> **YOUR OBJECTIVE**:
Reproduce the data exactly.
====== EXERCISE MATERIAL
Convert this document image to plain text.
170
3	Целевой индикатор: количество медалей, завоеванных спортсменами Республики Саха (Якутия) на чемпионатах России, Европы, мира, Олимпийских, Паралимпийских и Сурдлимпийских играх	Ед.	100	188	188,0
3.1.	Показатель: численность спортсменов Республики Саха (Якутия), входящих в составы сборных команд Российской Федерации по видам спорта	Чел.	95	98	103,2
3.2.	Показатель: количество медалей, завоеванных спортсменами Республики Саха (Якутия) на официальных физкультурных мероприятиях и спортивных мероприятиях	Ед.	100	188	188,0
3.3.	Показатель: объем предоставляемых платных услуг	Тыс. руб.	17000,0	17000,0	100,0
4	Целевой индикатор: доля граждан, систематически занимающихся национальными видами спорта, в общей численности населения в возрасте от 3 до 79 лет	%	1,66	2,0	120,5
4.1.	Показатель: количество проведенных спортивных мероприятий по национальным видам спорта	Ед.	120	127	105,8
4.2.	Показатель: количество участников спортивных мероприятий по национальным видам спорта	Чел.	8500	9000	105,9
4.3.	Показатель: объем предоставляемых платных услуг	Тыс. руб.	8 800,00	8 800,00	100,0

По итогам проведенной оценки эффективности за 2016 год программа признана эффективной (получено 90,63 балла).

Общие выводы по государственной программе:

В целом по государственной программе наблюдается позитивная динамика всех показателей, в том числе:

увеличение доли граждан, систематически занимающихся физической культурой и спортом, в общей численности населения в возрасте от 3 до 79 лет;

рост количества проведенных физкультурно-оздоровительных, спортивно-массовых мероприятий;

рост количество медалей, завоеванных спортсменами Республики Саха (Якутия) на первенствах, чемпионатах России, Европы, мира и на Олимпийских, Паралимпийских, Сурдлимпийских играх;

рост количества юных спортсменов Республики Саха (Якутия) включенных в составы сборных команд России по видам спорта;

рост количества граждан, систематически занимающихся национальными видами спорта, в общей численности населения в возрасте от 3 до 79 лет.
============
> **WRITTEN SOLUTION**:
Convert this document image to plain text.
170
3	Целевой индикатор: количество медалей, завоеванных спортсменами Республики Саха (Якутия) на чемпионатах России, Европы, мира, Олимпийских, Паралимпийских и Сурдлимпийских играх	Ед.	100	188	188,0
3.1.	Показатель: численность спортсменов Республики Саха (Якутия), входящих в составы сборных команд Российской Федерации по видам спорта	Чел.	95	98	103,2
3.2.	Показатель: количество медалей, завоеванных спортсменами Республики Саха (Якутия) на официальных физкультурных мероприятиях и спортивных мероприятиях	Ед.	100	188	188,0
3.3.	Показатель: объем предоставляемых платных услуг	Тыс. руб.	17000,0	17000,0	100,0
4	Целевой индикатор: доля граждан, систематически занимающихся национальными видами спорта, в общей численности населения в возрасте от 3 до 79 лет	%	1,66	2,0	120,5
4.1.	Показатель: количество проведенных спортивных мероприятий по национальным видам спорта	Ед.	120	127	105,8
4.2.	Показатель: количество участников спортивных мероприятий по национальным видам спорта	Чел.	8500	9000	105,9
4.3.	Показатель: объем предоставляемых платных услуг	Тыс. руб.	8 800,00	8 800,00	100,0

По итогам проведенной оценки эффективности за 2016 год программа признана эффективной (получено 90,63 балла).

Общие выводы по государственной программе:

В целом по государственной программе наблюдается позитивная динамика всех показателей, в том числе:

увеличение доли граждан, систематически занимающихся физической культурой и спортом, в общей численности населения в возрасте от 3 до 79 лет;

рост количества проведенных физкультурно-оздоровительных, спортивно-массовых мероприятий;

рост количество медалей, завоеванных спортсменами Республики Саха (Якутия) на первенствах, чемпионатах России, Европы, мира и на Олимпийских, Паралимпийских, Сурдлимпийских играх;

рост количества юных спортсменов Республики Саха (Якутия) включенных в составы сборных команд России по видам спорта;

рост количества граждан, систематически занимающихся национальными видами спорта, в общей численности населения в возрасте от 3 до 79 лет.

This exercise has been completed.